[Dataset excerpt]
----
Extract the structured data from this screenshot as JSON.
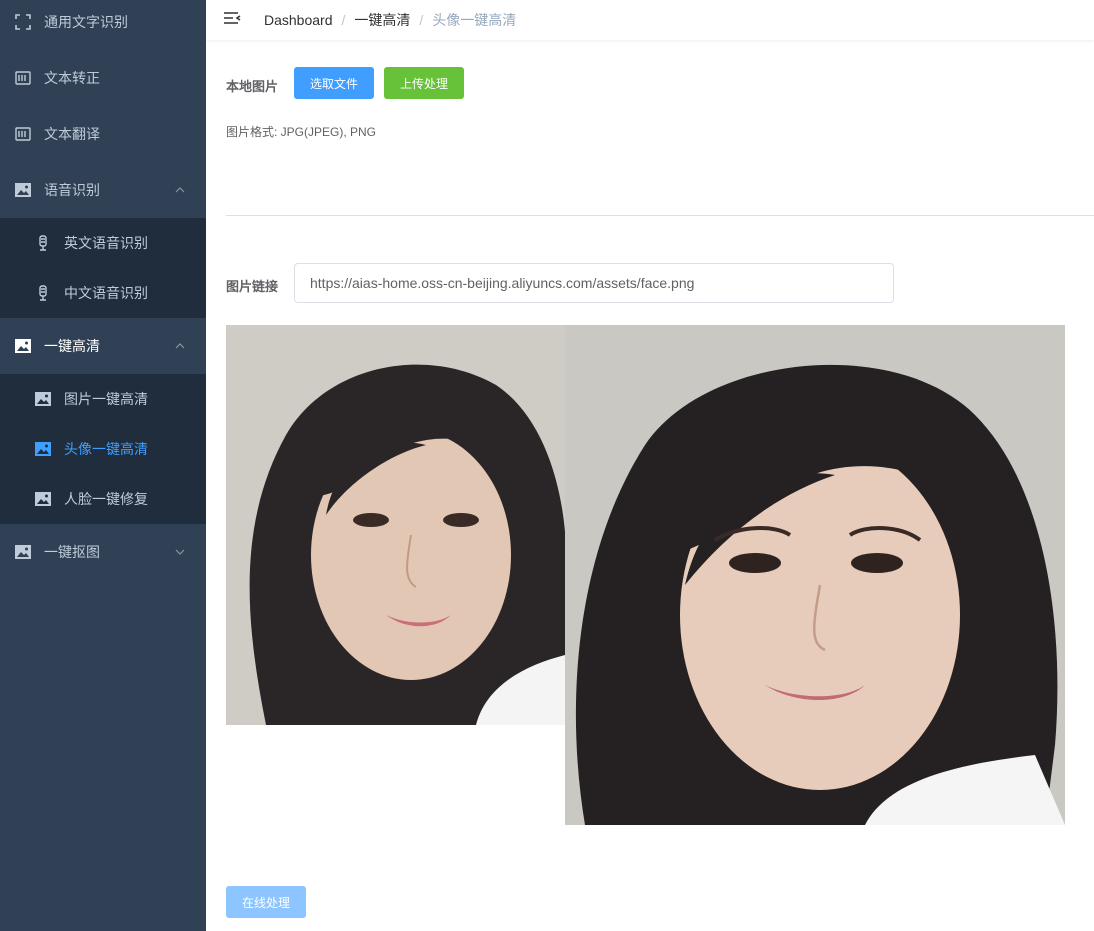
{
  "sidebar": {
    "items": [
      {
        "label": "通用文字识别",
        "icon": "scan-icon"
      },
      {
        "label": "文本转正",
        "icon": "document-icon"
      },
      {
        "label": "文本翻译",
        "icon": "document-icon"
      },
      {
        "label": "语音识别",
        "icon": "image-icon",
        "expanded": true
      },
      {
        "label": "英文语音识别",
        "icon": "microphone-icon"
      },
      {
        "label": "中文语音识别",
        "icon": "microphone-icon"
      },
      {
        "label": "一键高清",
        "icon": "image-icon",
        "expanded": true
      },
      {
        "label": "图片一键高清",
        "icon": "image-icon"
      },
      {
        "label": "头像一键高清",
        "icon": "image-icon",
        "active": true
      },
      {
        "label": "人脸一键修复",
        "icon": "image-icon"
      },
      {
        "label": "一键抠图",
        "icon": "image-icon",
        "expanded": false
      }
    ]
  },
  "breadcrumb": {
    "items": [
      "Dashboard",
      "一键高清",
      "头像一键高清"
    ]
  },
  "upload": {
    "label": "本地图片",
    "select_button": "选取文件",
    "upload_button": "上传处理",
    "format_hint": "图片格式: JPG(JPEG), PNG"
  },
  "link": {
    "label": "图片链接",
    "value": "https://aias-home.oss-cn-beijing.aliyuncs.com/assets/face.png"
  },
  "actions": {
    "process_button": "在线处理"
  },
  "colors": {
    "sidebar_bg": "#304156",
    "submenu_bg": "#1f2d3d",
    "active": "#409eff",
    "success": "#67c23a"
  }
}
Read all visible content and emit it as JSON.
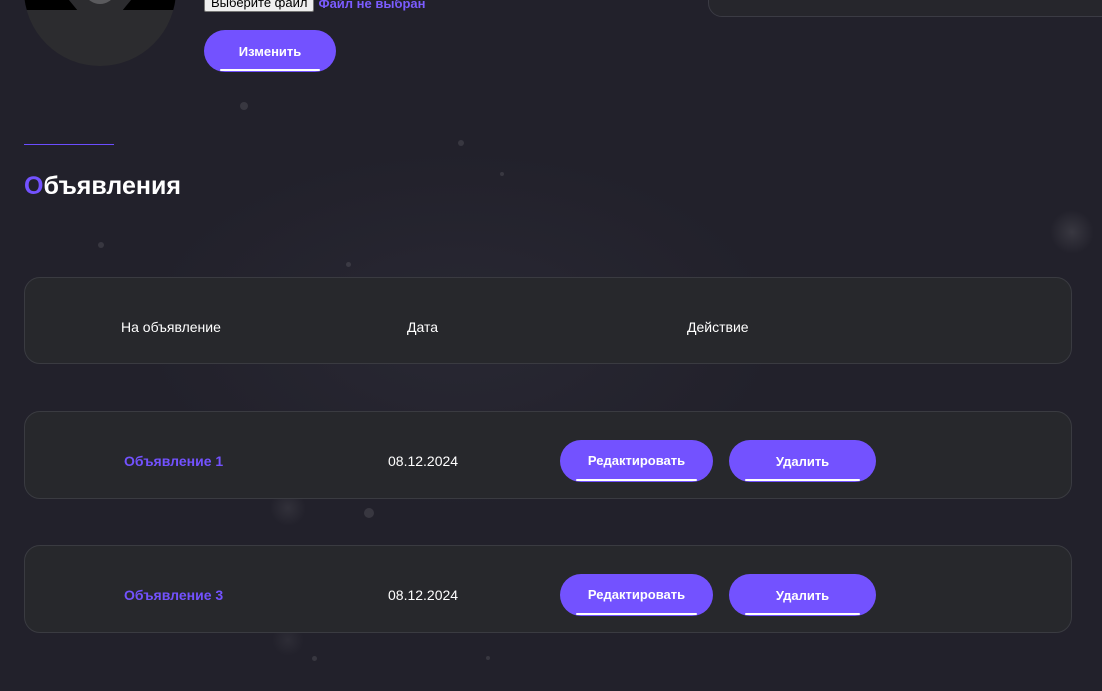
{
  "profile": {
    "file_button_label": "Выберите файл",
    "file_status": "Файл не выбран",
    "change_button_label": "Изменить"
  },
  "section": {
    "title_first_letter": "О",
    "title_rest": "бъявления"
  },
  "table": {
    "headers": [
      "На объявление",
      "Дата",
      "Действие"
    ],
    "rows": [
      {
        "name": "Объявление 1",
        "date": "08.12.2024",
        "edit_label": "Редактировать",
        "delete_label": "Удалить"
      },
      {
        "name": "Объявление 3",
        "date": "08.12.2024",
        "edit_label": "Редактировать",
        "delete_label": "Удалить"
      }
    ]
  },
  "colors": {
    "accent": "#7352ff",
    "background": "#22212b",
    "card": "#27282c"
  }
}
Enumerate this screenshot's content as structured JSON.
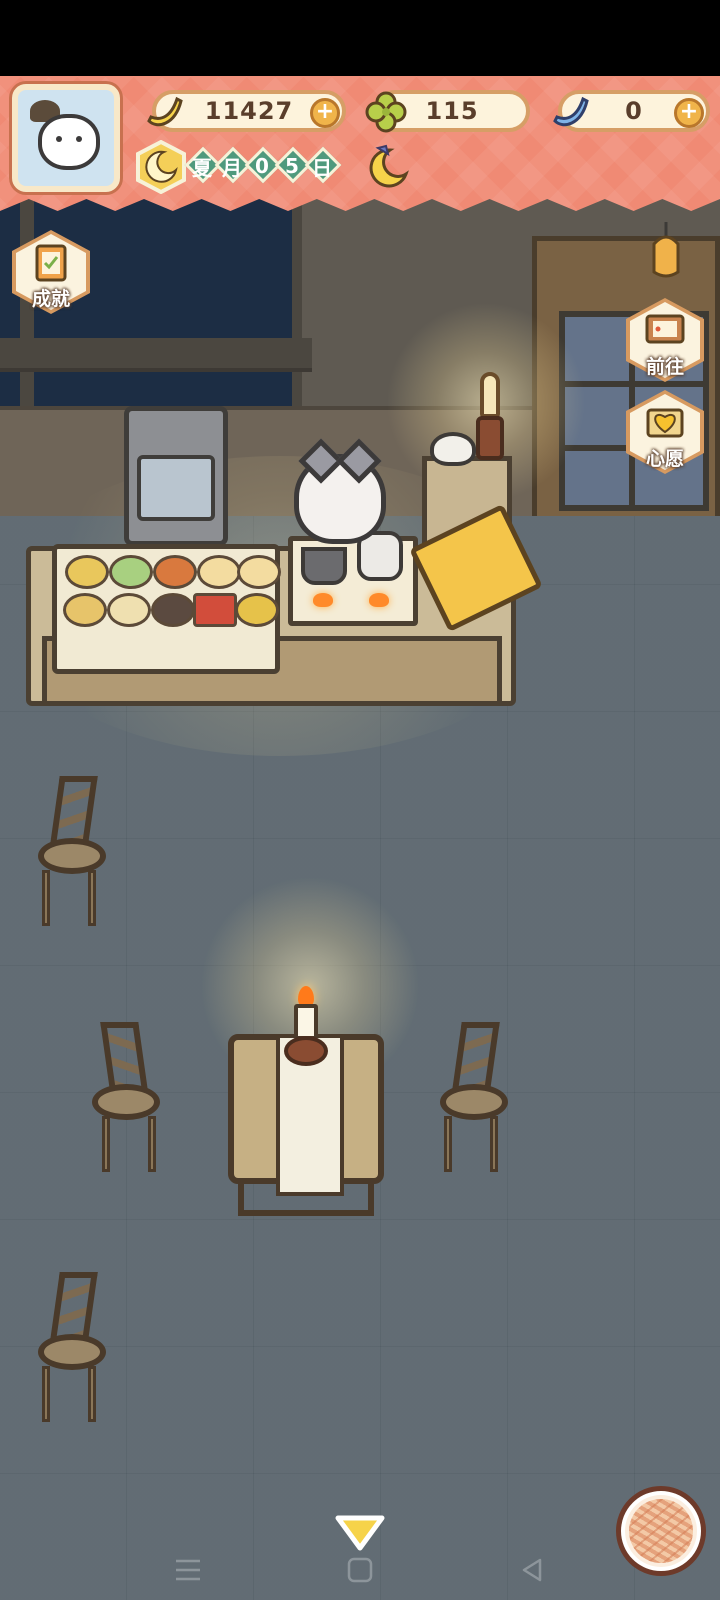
{
  "hud": {
    "banana_count": "11427",
    "clover_count": "115",
    "blue_banana_count": "0",
    "date": [
      "夏",
      "月",
      "0",
      "5",
      "日"
    ]
  },
  "side_buttons": {
    "achievements_label": "成就",
    "goto_label": "前往",
    "wishes_label": "心愿"
  },
  "colors": {
    "hud_bg": "#f08a74",
    "pill_bg": "#fdf3dc",
    "date_green": "#4f9a7d",
    "night_floor": "#5b666e"
  },
  "icons": {
    "avatar": "cat-avatar",
    "banana": "banana-icon",
    "clover": "clover-icon",
    "blue_banana": "blue-banana-icon",
    "moon_badge": "moon-badge-icon",
    "sleep_moon": "sleeping-moon-icon",
    "yarn": "yarn-ball-icon"
  }
}
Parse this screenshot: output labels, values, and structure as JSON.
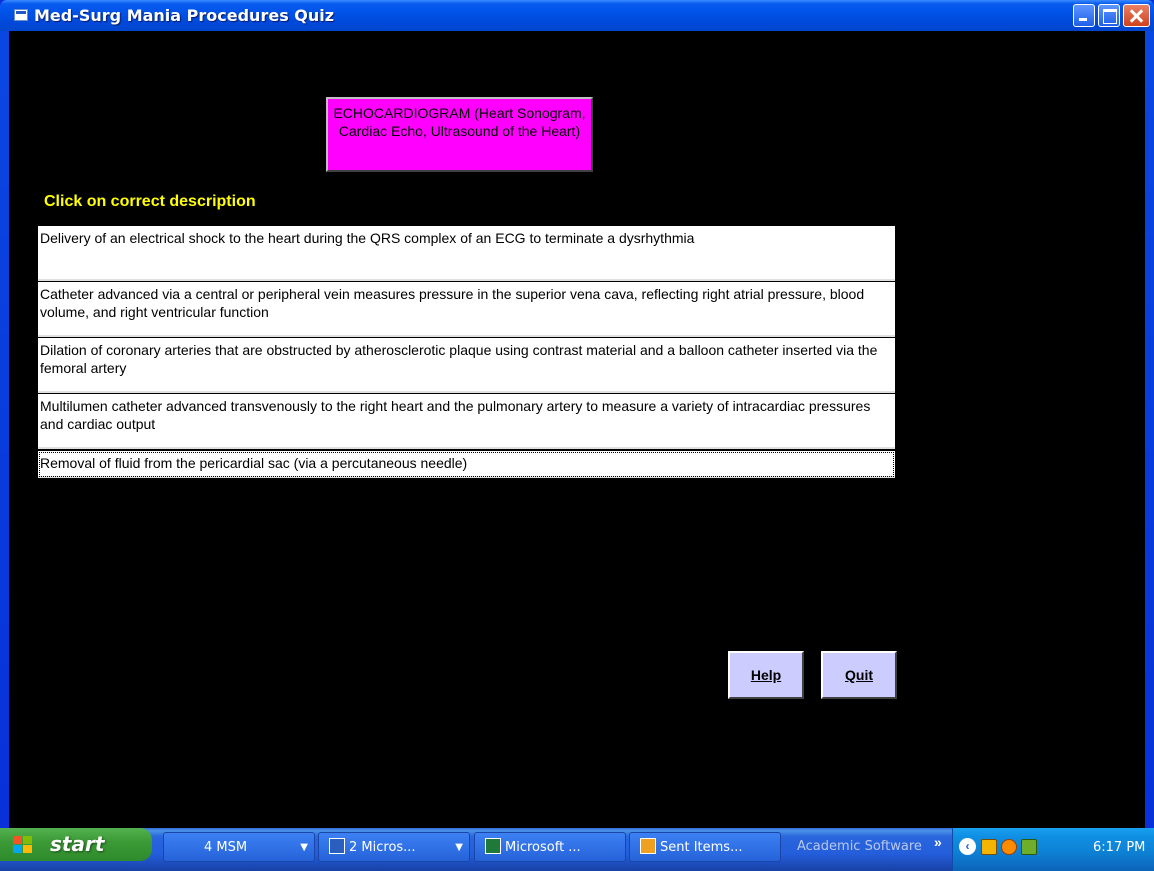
{
  "window": {
    "title": "Med-Surg Mania Procedures Quiz"
  },
  "quiz": {
    "term": "ECHOCARDIOGRAM (Heart Sonogram, Cardiac Echo, Ultrasound of the Heart)",
    "instruction": "Click on correct description",
    "options": [
      "Delivery of an electrical shock to the heart during the QRS complex of an ECG to terminate a dysrhythmia",
      "Catheter advanced via a central or peripheral vein measures pressure in the superior vena cava, reflecting right atrial pressure, blood volume, and right ventricular function",
      "Dilation of coronary arteries that are obstructed by atherosclerotic plaque using contrast material and a balloon catheter inserted via the femoral artery",
      "Multilumen catheter advanced transvenously to the right heart and the pulmonary artery to measure a variety of intracardiac pressures and cardiac output",
      "Removal of fluid from the pericardial sac (via a percutaneous needle)"
    ],
    "term_box_color": "#ff00ff",
    "instruction_color": "#ffff00"
  },
  "buttons": {
    "help_label": "Help",
    "quit_label": "Quit"
  },
  "taskbar": {
    "start_label": "start",
    "tasks": [
      {
        "label": "4 MSM",
        "icon": "app-group-icon"
      },
      {
        "label": "2 Micros...",
        "icon": "word-icon"
      },
      {
        "label": "Microsoft ...",
        "icon": "excel-icon"
      },
      {
        "label": "Sent Items...",
        "icon": "outlook-icon"
      },
      {
        "label": "Academic Software",
        "icon": ""
      }
    ],
    "clock": "6:17 PM"
  }
}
----
Your objective | Exclude the images and reproduce the remaining data exactly.

The solution |
Extract the structured data from this screenshot as JSON.
{
  "sidebar": {
    "items": [
      {
        "label": "通用文字识别",
        "icon": "scan-icon"
      },
      {
        "label": "文本转正",
        "icon": "document-icon"
      },
      {
        "label": "文本翻译",
        "icon": "document-icon"
      },
      {
        "label": "语音识别",
        "icon": "image-icon",
        "expanded": true
      },
      {
        "label": "英文语音识别",
        "icon": "microphone-icon"
      },
      {
        "label": "中文语音识别",
        "icon": "microphone-icon"
      },
      {
        "label": "一键高清",
        "icon": "image-icon",
        "expanded": true
      },
      {
        "label": "图片一键高清",
        "icon": "image-icon"
      },
      {
        "label": "头像一键高清",
        "icon": "image-icon",
        "active": true
      },
      {
        "label": "人脸一键修复",
        "icon": "image-icon"
      },
      {
        "label": "一键抠图",
        "icon": "image-icon",
        "expanded": false
      }
    ]
  },
  "breadcrumb": {
    "items": [
      "Dashboard",
      "一键高清",
      "头像一键高清"
    ]
  },
  "upload": {
    "label": "本地图片",
    "select_button": "选取文件",
    "upload_button": "上传处理",
    "format_hint": "图片格式: JPG(JPEG), PNG"
  },
  "link": {
    "label": "图片链接",
    "value": "https://aias-home.oss-cn-beijing.aliyuncs.com/assets/face.png"
  },
  "actions": {
    "process_button": "在线处理"
  },
  "colors": {
    "sidebar_bg": "#304156",
    "submenu_bg": "#1f2d3d",
    "active": "#409eff",
    "success": "#67c23a"
  }
}
Read all visible content and emit it as JSON.
{
  "profile": {
    "file_button_label": "Выберите файл",
    "file_status": "Файл не выбран",
    "change_button_label": "Изменить"
  },
  "section": {
    "title_first_letter": "О",
    "title_rest": "бъявления"
  },
  "table": {
    "headers": [
      "На объявление",
      "Дата",
      "Действие"
    ],
    "rows": [
      {
        "name": "Объявление 1",
        "date": "08.12.2024",
        "edit_label": "Редактировать",
        "delete_label": "Удалить"
      },
      {
        "name": "Объявление 3",
        "date": "08.12.2024",
        "edit_label": "Редактировать",
        "delete_label": "Удалить"
      }
    ]
  },
  "colors": {
    "accent": "#7352ff",
    "background": "#22212b",
    "card": "#27282c"
  }
}
Enumerate this screenshot's content as structured JSON.
{
  "hud": {
    "banana_count": "11427",
    "clover_count": "115",
    "blue_banana_count": "0",
    "date": [
      "夏",
      "月",
      "0",
      "5",
      "日"
    ]
  },
  "side_buttons": {
    "achievements_label": "成就",
    "goto_label": "前往",
    "wishes_label": "心愿"
  },
  "colors": {
    "hud_bg": "#f08a74",
    "pill_bg": "#fdf3dc",
    "date_green": "#4f9a7d",
    "night_floor": "#5b666e"
  },
  "icons": {
    "avatar": "cat-avatar",
    "banana": "banana-icon",
    "clover": "clover-icon",
    "blue_banana": "blue-banana-icon",
    "moon_badge": "moon-badge-icon",
    "sleep_moon": "sleeping-moon-icon",
    "yarn": "yarn-ball-icon"
  }
}
Parse this screenshot: output labels, values, and structure as JSON.
{
  "window": {
    "title": "Med-Surg Mania Procedures Quiz"
  },
  "quiz": {
    "term": "ECHOCARDIOGRAM (Heart Sonogram, Cardiac Echo, Ultrasound of the Heart)",
    "instruction": "Click on correct description",
    "options": [
      "Delivery of an electrical shock to the heart during the QRS complex of an ECG to terminate a dysrhythmia",
      "Catheter advanced via a central or peripheral vein measures pressure in the superior vena cava, reflecting right atrial pressure, blood volume, and right ventricular function",
      "Dilation of coronary arteries that are obstructed by atherosclerotic plaque using contrast material and a balloon catheter inserted via the femoral artery",
      "Multilumen catheter advanced transvenously to the right heart and the pulmonary artery to measure a variety of intracardiac pressures and cardiac output",
      "Removal of fluid from the pericardial sac (via a percutaneous needle)"
    ],
    "term_box_color": "#ff00ff",
    "instruction_color": "#ffff00"
  },
  "buttons": {
    "help_label": "Help",
    "quit_label": "Quit"
  },
  "taskbar": {
    "start_label": "start",
    "tasks": [
      {
        "label": "4 MSM",
        "icon": "app-group-icon"
      },
      {
        "label": "2 Micros...",
        "icon": "word-icon"
      },
      {
        "label": "Microsoft ...",
        "icon": "excel-icon"
      },
      {
        "label": "Sent Items...",
        "icon": "outlook-icon"
      },
      {
        "label": "Academic Software",
        "icon": ""
      }
    ],
    "clock": "6:17 PM"
  }
}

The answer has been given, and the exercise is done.